Problem requirements:
Write out the records word for word, with no pictures.

The input:
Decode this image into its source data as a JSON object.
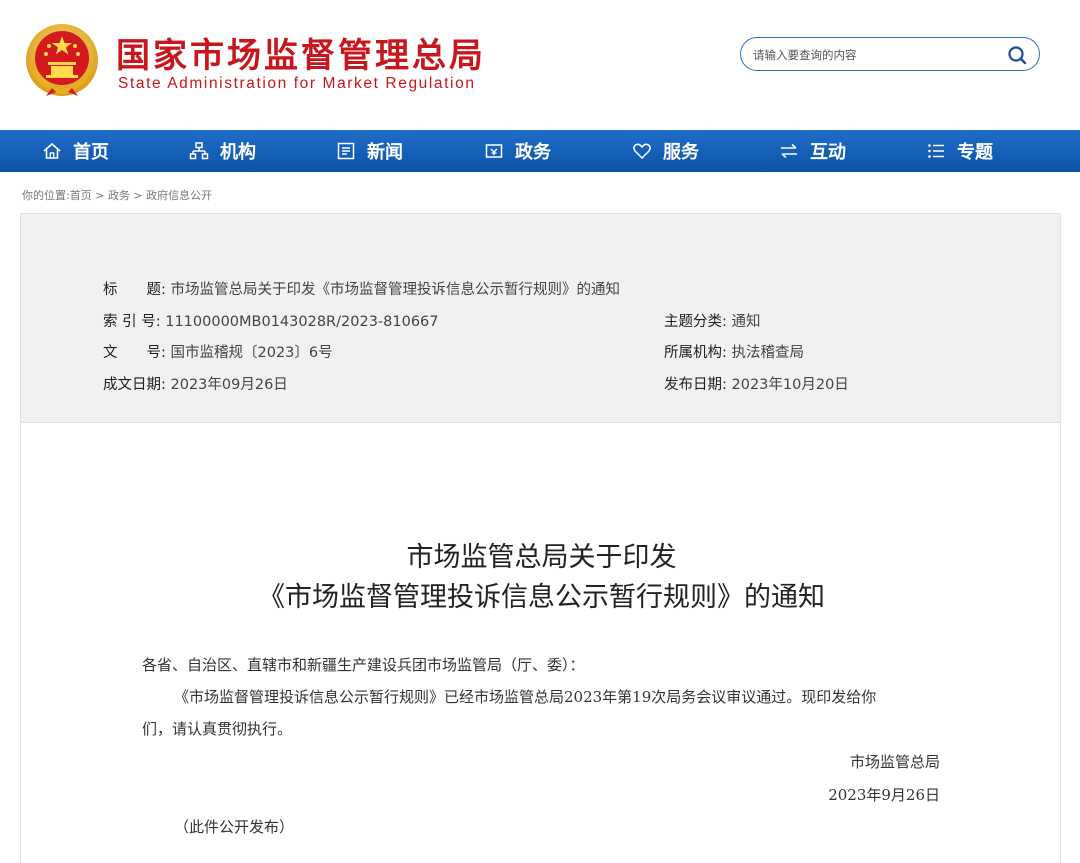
{
  "header": {
    "title": "国家市场监督管理总局",
    "subtitle": "State Administration for Market Regulation",
    "search": {
      "placeholder": "请输入要查询的内容"
    }
  },
  "nav": [
    {
      "label": "首页",
      "icon": "home-icon"
    },
    {
      "label": "机构",
      "icon": "org-chart-icon"
    },
    {
      "label": "新闻",
      "icon": "news-icon"
    },
    {
      "label": "政务",
      "icon": "government-icon"
    },
    {
      "label": "服务",
      "icon": "heart-icon"
    },
    {
      "label": "互动",
      "icon": "exchange-icon"
    },
    {
      "label": "专题",
      "icon": "list-icon"
    }
  ],
  "breadcrumb": {
    "prefix": "你的位置:",
    "items": [
      "首页",
      "政务",
      "政府信息公开"
    ],
    "separator": " > "
  },
  "meta": {
    "title_label": "标　　题:",
    "title_value": "市场监管总局关于印发《市场监督管理投诉信息公示暂行规则》的通知",
    "index_label": "索 引 号:",
    "index_value": "11100000MB0143028R/2023-810667",
    "topic_label": "主题分类:",
    "topic_value": "通知",
    "docno_label": "文　　号:",
    "docno_value": "国市监稽规〔2023〕6号",
    "org_label": "所属机构:",
    "org_value": "执法稽查局",
    "date_label": "成文日期:",
    "date_value": "2023年09月26日",
    "pubdate_label": "发布日期:",
    "pubdate_value": "2023年10月20日"
  },
  "document": {
    "title_line1": "市场监管总局关于印发",
    "title_line2": "《市场监督管理投诉信息公示暂行规则》的通知",
    "salutation": "各省、自治区、直辖市和新疆生产建设兵团市场监管局（厅、委）：",
    "para1_line1": "《市场监督管理投诉信息公示暂行规则》已经市场监管总局2023年第19次局务会议审议通过。现印发给你",
    "para1_line2": "们，请认真贯彻执行。",
    "signature": "市场监管总局",
    "sign_date": "2023年9月26日",
    "note": "（此件公开发布）"
  },
  "colors": {
    "brand_red": "#c8161d",
    "nav_blue": "#0c54a8",
    "panel_gray": "#f1f1f1"
  }
}
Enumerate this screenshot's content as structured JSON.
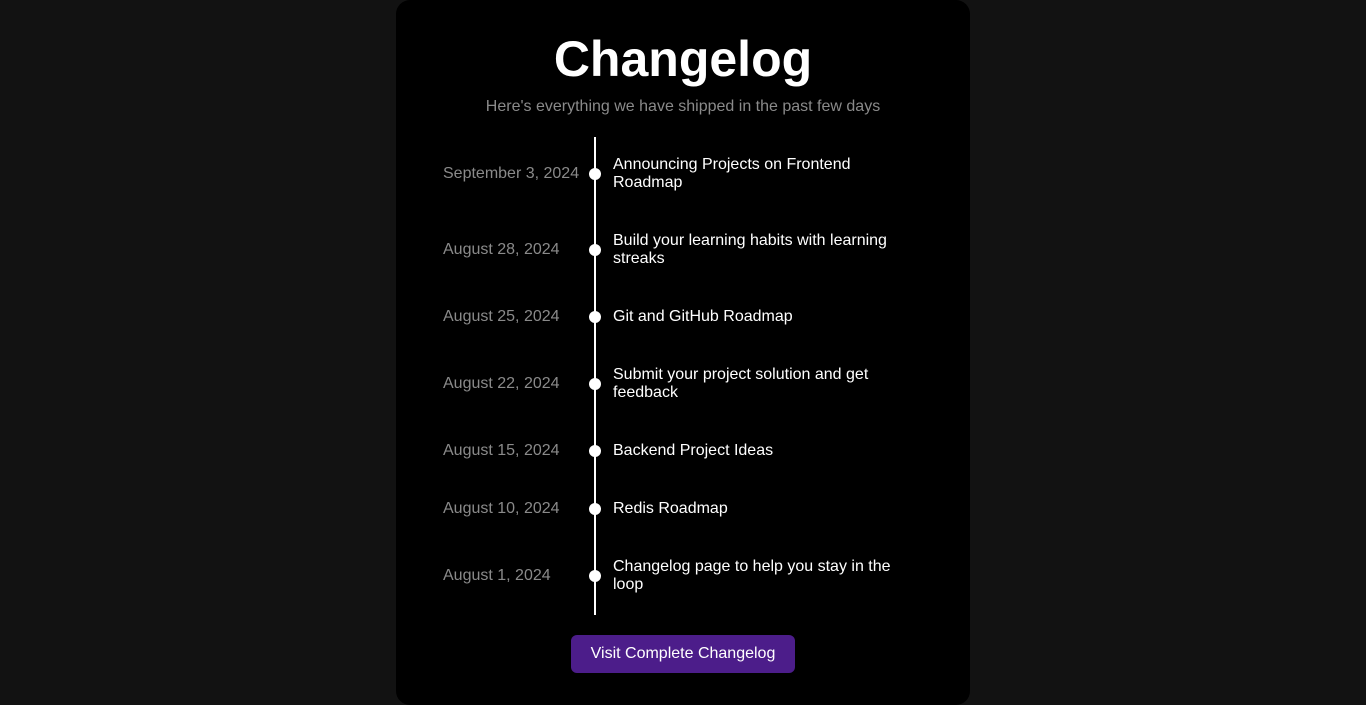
{
  "header": {
    "title": "Changelog",
    "subtitle": "Here's everything we have shipped in the past few days"
  },
  "entries": [
    {
      "date": "September 3, 2024",
      "title": "Announcing Projects on Frontend Roadmap"
    },
    {
      "date": "August 28, 2024",
      "title": "Build your learning habits with learning streaks"
    },
    {
      "date": "August 25, 2024",
      "title": "Git and GitHub Roadmap"
    },
    {
      "date": "August 22, 2024",
      "title": "Submit your project solution and get feedback"
    },
    {
      "date": "August 15, 2024",
      "title": "Backend Project Ideas"
    },
    {
      "date": "August 10, 2024",
      "title": "Redis Roadmap"
    },
    {
      "date": "August 1, 2024",
      "title": "Changelog page to help you stay in the loop"
    }
  ],
  "footer": {
    "button_label": "Visit Complete Changelog"
  },
  "colors": {
    "page_background": "#121212",
    "card_background": "#000000",
    "muted_text": "#8a8a8a",
    "accent_button": "#4c1d8a"
  }
}
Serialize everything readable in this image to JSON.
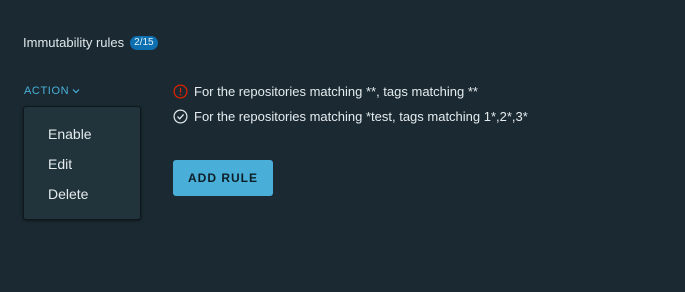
{
  "header": {
    "title": "Immutability rules",
    "count_badge": "2/15"
  },
  "action_menu": {
    "toggle_label": "ACTION",
    "items": [
      {
        "label": "Enable"
      },
      {
        "label": "Edit"
      },
      {
        "label": "Delete"
      }
    ]
  },
  "rules": [
    {
      "status": "error",
      "status_icon": "exclamation-circle-icon",
      "status_color": "#e12200",
      "text": "For the repositories matching **, tags matching **"
    },
    {
      "status": "success",
      "status_icon": "check-circle-icon",
      "status_color": "#e4ebee",
      "text": "For the repositories matching *test, tags matching 1*,2*,3*"
    }
  ],
  "add_rule_button": {
    "label": "ADD RULE"
  },
  "colors": {
    "background": "#1b2a32",
    "accent": "#49afd9",
    "badge": "#0d6fb0",
    "menu_background": "#21333b"
  }
}
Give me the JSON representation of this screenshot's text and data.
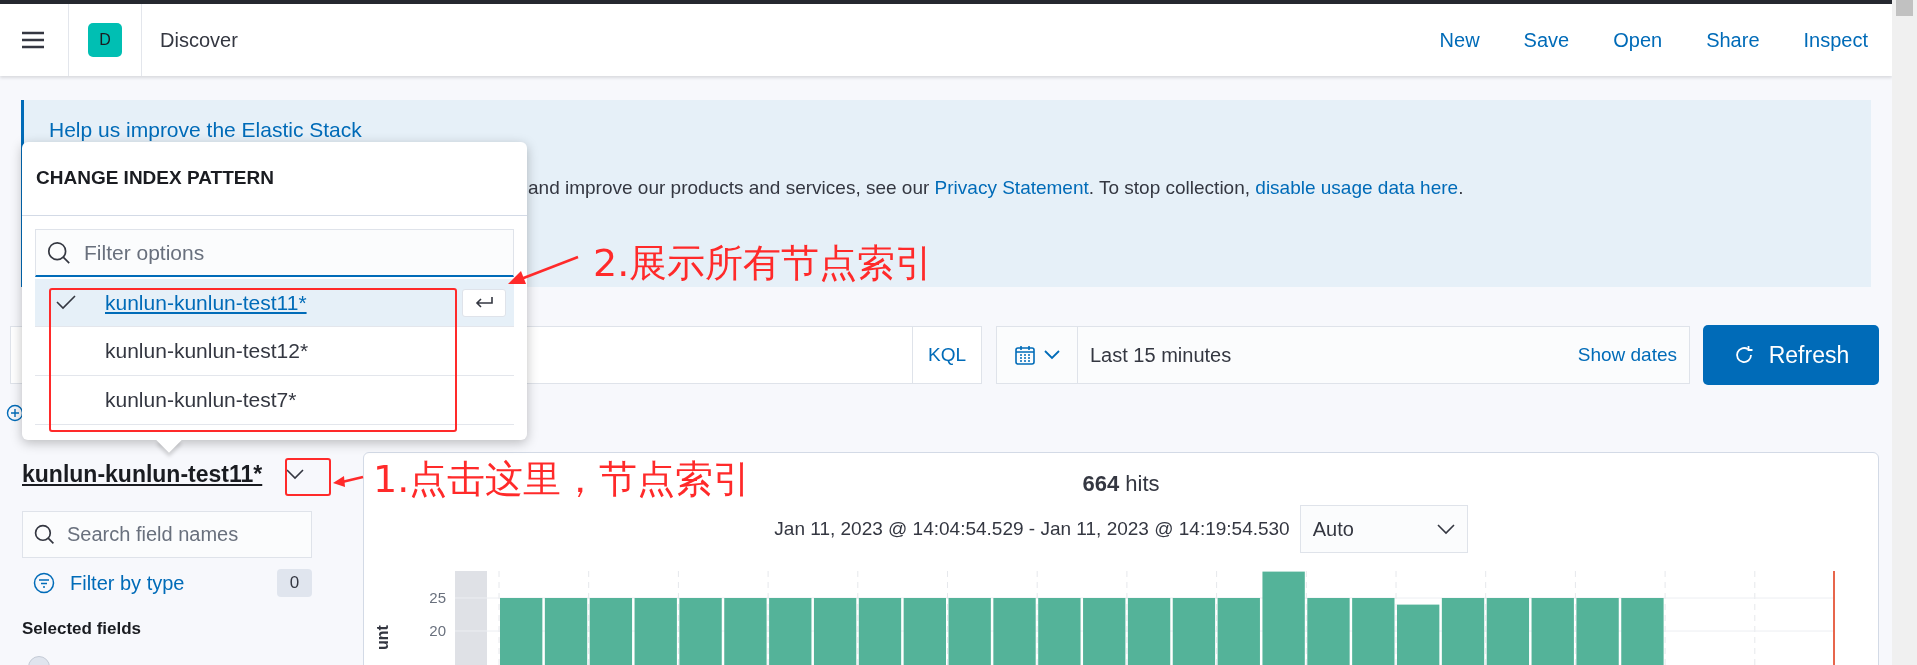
{
  "header": {
    "app_badge": "D",
    "title": "Discover",
    "nav": [
      "New",
      "Save",
      "Open",
      "Share",
      "Inspect"
    ]
  },
  "notice": {
    "title": "Help us improve the Elastic Stack",
    "body": [
      {
        "kind": "text",
        "text": "and improve our products and services, see our "
      },
      {
        "kind": "link",
        "text": "Privacy Statement"
      },
      {
        "kind": "text",
        "text": ". To stop collection, "
      },
      {
        "kind": "link",
        "text": "disable usage data here"
      },
      {
        "kind": "text",
        "text": "."
      }
    ]
  },
  "query_bar": {
    "language": "KQL",
    "time_range": "Last 15 minutes",
    "show_dates": "Show dates",
    "refresh": "Refresh"
  },
  "index_popover": {
    "title": "CHANGE INDEX PATTERN",
    "filter_placeholder": "Filter options",
    "options": [
      {
        "label": "kunlun-kunlun-test11*",
        "selected": true
      },
      {
        "label": "kunlun-kunlun-test12*",
        "selected": false
      },
      {
        "label": "kunlun-kunlun-test7*",
        "selected": false
      }
    ]
  },
  "sidebar": {
    "index_pattern": "kunlun-kunlun-test11*",
    "search_placeholder": "Search field names",
    "filter_label": "Filter by type",
    "filter_count": "0",
    "section": "Selected fields"
  },
  "results": {
    "hits": "**664** hits",
    "time_range": "Jan 11, 2023 @ 14:04:54.529 - Jan 11, 2023 @ 14:19:54.530",
    "interval": "Auto",
    "chart_data": {
      "type": "bar",
      "ylabel": "unt",
      "ylim": [
        0,
        29
      ],
      "yticks": [
        20,
        25
      ],
      "grid": true,
      "series": [
        {
          "color": "#54b399",
          "values": [
            null,
            25,
            25,
            25,
            25,
            25,
            25,
            25,
            25,
            25,
            25,
            25,
            25,
            25,
            25,
            25,
            25,
            25,
            29,
            25,
            25,
            24,
            25,
            25,
            25,
            25,
            25,
            null,
            null,
            null,
            null
          ]
        }
      ]
    }
  },
  "annotations": [
    {
      "text": "2.展示所有节点索引"
    },
    {
      "text": "1.点击这里，节点索引"
    }
  ]
}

Result of this task:
Decode this image into its source data as a JSON object.
{
  "header": {
    "title": "国家市场监督管理总局",
    "subtitle": "State Administration for Market Regulation",
    "search": {
      "placeholder": "请输入要查询的内容"
    }
  },
  "nav": [
    {
      "label": "首页",
      "icon": "home-icon"
    },
    {
      "label": "机构",
      "icon": "org-chart-icon"
    },
    {
      "label": "新闻",
      "icon": "news-icon"
    },
    {
      "label": "政务",
      "icon": "government-icon"
    },
    {
      "label": "服务",
      "icon": "heart-icon"
    },
    {
      "label": "互动",
      "icon": "exchange-icon"
    },
    {
      "label": "专题",
      "icon": "list-icon"
    }
  ],
  "breadcrumb": {
    "prefix": "你的位置:",
    "items": [
      "首页",
      "政务",
      "政府信息公开"
    ],
    "separator": " > "
  },
  "meta": {
    "title_label": "标　　题:",
    "title_value": "市场监管总局关于印发《市场监督管理投诉信息公示暂行规则》的通知",
    "index_label": "索 引 号:",
    "index_value": "11100000MB0143028R/2023-810667",
    "topic_label": "主题分类:",
    "topic_value": "通知",
    "docno_label": "文　　号:",
    "docno_value": "国市监稽规〔2023〕6号",
    "org_label": "所属机构:",
    "org_value": "执法稽查局",
    "date_label": "成文日期:",
    "date_value": "2023年09月26日",
    "pubdate_label": "发布日期:",
    "pubdate_value": "2023年10月20日"
  },
  "document": {
    "title_line1": "市场监管总局关于印发",
    "title_line2": "《市场监督管理投诉信息公示暂行规则》的通知",
    "salutation": "各省、自治区、直辖市和新疆生产建设兵团市场监管局（厅、委）：",
    "para1_line1": "《市场监督管理投诉信息公示暂行规则》已经市场监管总局2023年第19次局务会议审议通过。现印发给你",
    "para1_line2": "们，请认真贯彻执行。",
    "signature": "市场监管总局",
    "sign_date": "2023年9月26日",
    "note": "（此件公开发布）"
  },
  "colors": {
    "brand_red": "#c8161d",
    "nav_blue": "#0c54a8",
    "panel_gray": "#f1f1f1"
  }
}
Enumerate this screenshot's content as structured JSON.
{
  "header": {
    "title": "Changelog",
    "subtitle": "Here's everything we have shipped in the past few days"
  },
  "entries": [
    {
      "date": "September 3, 2024",
      "title": "Announcing Projects on Frontend Roadmap"
    },
    {
      "date": "August 28, 2024",
      "title": "Build your learning habits with learning streaks"
    },
    {
      "date": "August 25, 2024",
      "title": "Git and GitHub Roadmap"
    },
    {
      "date": "August 22, 2024",
      "title": "Submit your project solution and get feedback"
    },
    {
      "date": "August 15, 2024",
      "title": "Backend Project Ideas"
    },
    {
      "date": "August 10, 2024",
      "title": "Redis Roadmap"
    },
    {
      "date": "August 1, 2024",
      "title": "Changelog page to help you stay in the loop"
    }
  ],
  "footer": {
    "button_label": "Visit Complete Changelog"
  },
  "colors": {
    "page_background": "#121212",
    "card_background": "#000000",
    "muted_text": "#8a8a8a",
    "accent_button": "#4c1d8a"
  }
}
Serialize everything readable in this image to JSON.
{
  "header": {
    "title": "Immutability rules",
    "count_badge": "2/15"
  },
  "action_menu": {
    "toggle_label": "ACTION",
    "items": [
      {
        "label": "Enable"
      },
      {
        "label": "Edit"
      },
      {
        "label": "Delete"
      }
    ]
  },
  "rules": [
    {
      "status": "error",
      "status_icon": "exclamation-circle-icon",
      "status_color": "#e12200",
      "text": "For the repositories matching **, tags matching **"
    },
    {
      "status": "success",
      "status_icon": "check-circle-icon",
      "status_color": "#e4ebee",
      "text": "For the repositories matching *test, tags matching 1*,2*,3*"
    }
  ],
  "add_rule_button": {
    "label": "ADD RULE"
  },
  "colors": {
    "background": "#1b2a32",
    "accent": "#49afd9",
    "badge": "#0d6fb0",
    "menu_background": "#21333b"
  }
}
Give me the JSON representation of this screenshot's text and data.
{
  "header": {
    "app_badge": "D",
    "title": "Discover",
    "nav": [
      "New",
      "Save",
      "Open",
      "Share",
      "Inspect"
    ]
  },
  "notice": {
    "title": "Help us improve the Elastic Stack",
    "body": [
      {
        "kind": "text",
        "text": "and improve our products and services, see our "
      },
      {
        "kind": "link",
        "text": "Privacy Statement"
      },
      {
        "kind": "text",
        "text": ". To stop collection, "
      },
      {
        "kind": "link",
        "text": "disable usage data here"
      },
      {
        "kind": "text",
        "text": "."
      }
    ]
  },
  "query_bar": {
    "language": "KQL",
    "time_range": "Last 15 minutes",
    "show_dates": "Show dates",
    "refresh": "Refresh"
  },
  "index_popover": {
    "title": "CHANGE INDEX PATTERN",
    "filter_placeholder": "Filter options",
    "options": [
      {
        "label": "kunlun-kunlun-test11*",
        "selected": true
      },
      {
        "label": "kunlun-kunlun-test12*",
        "selected": false
      },
      {
        "label": "kunlun-kunlun-test7*",
        "selected": false
      }
    ]
  },
  "sidebar": {
    "index_pattern": "kunlun-kunlun-test11*",
    "search_placeholder": "Search field names",
    "filter_label": "Filter by type",
    "filter_count": "0",
    "section": "Selected fields"
  },
  "results": {
    "hits": "**664** hits",
    "time_range": "Jan 11, 2023 @ 14:04:54.529 - Jan 11, 2023 @ 14:19:54.530",
    "interval": "Auto",
    "chart_data": {
      "type": "bar",
      "ylabel": "unt",
      "ylim": [
        0,
        29
      ],
      "yticks": [
        20,
        25
      ],
      "grid": true,
      "series": [
        {
          "color": "#54b399",
          "values": [
            null,
            25,
            25,
            25,
            25,
            25,
            25,
            25,
            25,
            25,
            25,
            25,
            25,
            25,
            25,
            25,
            25,
            25,
            29,
            25,
            25,
            24,
            25,
            25,
            25,
            25,
            25,
            null,
            null,
            null,
            null
          ]
        }
      ]
    }
  },
  "annotations": [
    {
      "text": "2.展示所有节点索引"
    },
    {
      "text": "1.点击这里，节点索引"
    }
  ]
}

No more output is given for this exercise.